(Dataset entries)
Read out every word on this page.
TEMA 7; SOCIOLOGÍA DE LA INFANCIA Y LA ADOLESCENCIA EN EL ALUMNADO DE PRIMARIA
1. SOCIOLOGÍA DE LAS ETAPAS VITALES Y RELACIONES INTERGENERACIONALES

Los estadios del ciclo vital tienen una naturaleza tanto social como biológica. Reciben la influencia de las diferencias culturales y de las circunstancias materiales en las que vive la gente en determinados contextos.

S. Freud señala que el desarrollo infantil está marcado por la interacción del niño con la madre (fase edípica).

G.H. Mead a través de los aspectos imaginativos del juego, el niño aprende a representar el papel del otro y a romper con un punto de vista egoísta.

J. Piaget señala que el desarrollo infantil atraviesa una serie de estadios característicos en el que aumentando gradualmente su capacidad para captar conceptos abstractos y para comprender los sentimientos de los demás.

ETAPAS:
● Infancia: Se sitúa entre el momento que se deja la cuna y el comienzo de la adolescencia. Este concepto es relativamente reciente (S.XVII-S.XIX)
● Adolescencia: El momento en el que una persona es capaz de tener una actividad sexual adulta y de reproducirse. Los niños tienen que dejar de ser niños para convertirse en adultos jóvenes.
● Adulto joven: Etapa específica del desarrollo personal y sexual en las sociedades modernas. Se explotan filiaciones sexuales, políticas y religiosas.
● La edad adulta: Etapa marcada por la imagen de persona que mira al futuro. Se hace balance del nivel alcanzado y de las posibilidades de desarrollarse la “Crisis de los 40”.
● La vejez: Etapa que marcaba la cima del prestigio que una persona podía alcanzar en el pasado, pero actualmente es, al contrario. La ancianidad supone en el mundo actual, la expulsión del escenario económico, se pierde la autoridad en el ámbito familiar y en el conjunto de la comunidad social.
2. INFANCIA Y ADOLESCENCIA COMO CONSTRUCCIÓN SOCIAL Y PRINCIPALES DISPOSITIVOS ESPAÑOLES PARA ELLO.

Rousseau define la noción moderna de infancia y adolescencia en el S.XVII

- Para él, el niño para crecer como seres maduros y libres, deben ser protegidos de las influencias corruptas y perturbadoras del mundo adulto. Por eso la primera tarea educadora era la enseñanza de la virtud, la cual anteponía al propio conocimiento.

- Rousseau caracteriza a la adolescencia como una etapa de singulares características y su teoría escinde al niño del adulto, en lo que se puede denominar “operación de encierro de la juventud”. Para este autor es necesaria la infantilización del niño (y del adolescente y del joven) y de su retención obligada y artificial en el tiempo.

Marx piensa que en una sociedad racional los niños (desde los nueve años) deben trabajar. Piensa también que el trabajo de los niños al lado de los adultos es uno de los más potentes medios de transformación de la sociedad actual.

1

*The request*: Retype the listing exactly, in full.

*Finished exercise*:
Read out every word on this page.
TEMA 7; SOCIOLOGÍA DE LA INFANCIA Y LA ADOLESCENCIA EN EL ALUMNADO DE PRIMARIA
1. SOCIOLOGÍA DE LAS ETAPAS VITALES Y RELACIONES INTERGENERACIONALES

Los estadios del ciclo vital tienen una naturaleza tanto social como biológica. Reciben la influencia de las diferencias culturales y de las circunstancias materiales en las que vive la gente en determinados contextos.

S. Freud señala que el desarrollo infantil está marcado por la interacción del niño con la madre (fase edípica).

G.H. Mead a través de los aspectos imaginativos del juego, el niño aprende a representar el papel del otro y a romper con un punto de vista egoísta.

J. Piaget señala que el desarrollo infantil atraviesa una serie de estadios característicos en el que aumentando gradualmente su capacidad para captar conceptos abstractos y para comprender los sentimientos de los demás.

ETAPAS:
● Infancia: Se sitúa entre el momento que se deja la cuna y el comienzo de la adolescencia. Este concepto es relativamente reciente (S.XVII-S.XIX)
● Adolescencia: El momento en el que una persona es capaz de tener una actividad sexual adulta y de reproducirse. Los niños tienen que dejar de ser niños para convertirse en adultos jóvenes.
● Adulto joven: Etapa específica del desarrollo personal y sexual en las sociedades modernas. Se explotan filiaciones sexuales, políticas y religiosas.
● La edad adulta: Etapa marcada por la imagen de persona que mira al futuro. Se hace balance del nivel alcanzado y de las posibilidades de desarrollarse la “Crisis de los 40”.
● La vejez: Etapa que marcaba la cima del prestigio que una persona podía alcanzar en el pasado, pero actualmente es, al contrario. La ancianidad supone en el mundo actual, la expulsión del escenario económico, se pierde la autoridad en el ámbito familiar y en el conjunto de la comunidad social.
2. INFANCIA Y ADOLESCENCIA COMO CONSTRUCCIÓN SOCIAL Y PRINCIPALES DISPOSITIVOS ESPAÑOLES PARA ELLO.

Rousseau define la noción moderna de infancia y adolescencia en el S.XVII

- Para él, el niño para crecer como seres maduros y libres, deben ser protegidos de las influencias corruptas y perturbadoras del mundo adulto. Por eso la primera tarea educadora era la enseñanza de la virtud, la cual anteponía al propio conocimiento.

- Rousseau caracteriza a la adolescencia como una etapa de singulares características y su teoría escinde al niño del adulto, en lo que se puede denominar “operación de encierro de la juventud”. Para este autor es necesaria la infantilización del niño (y del adolescente y del joven) y de su retención obligada y artificial en el tiempo.

Marx piensa que en una sociedad racional los niños (desde los nueve años) deben trabajar. Piensa también que el trabajo de los niños al lado de los adultos es uno de los más potentes medios de transformación de la sociedad actual.

1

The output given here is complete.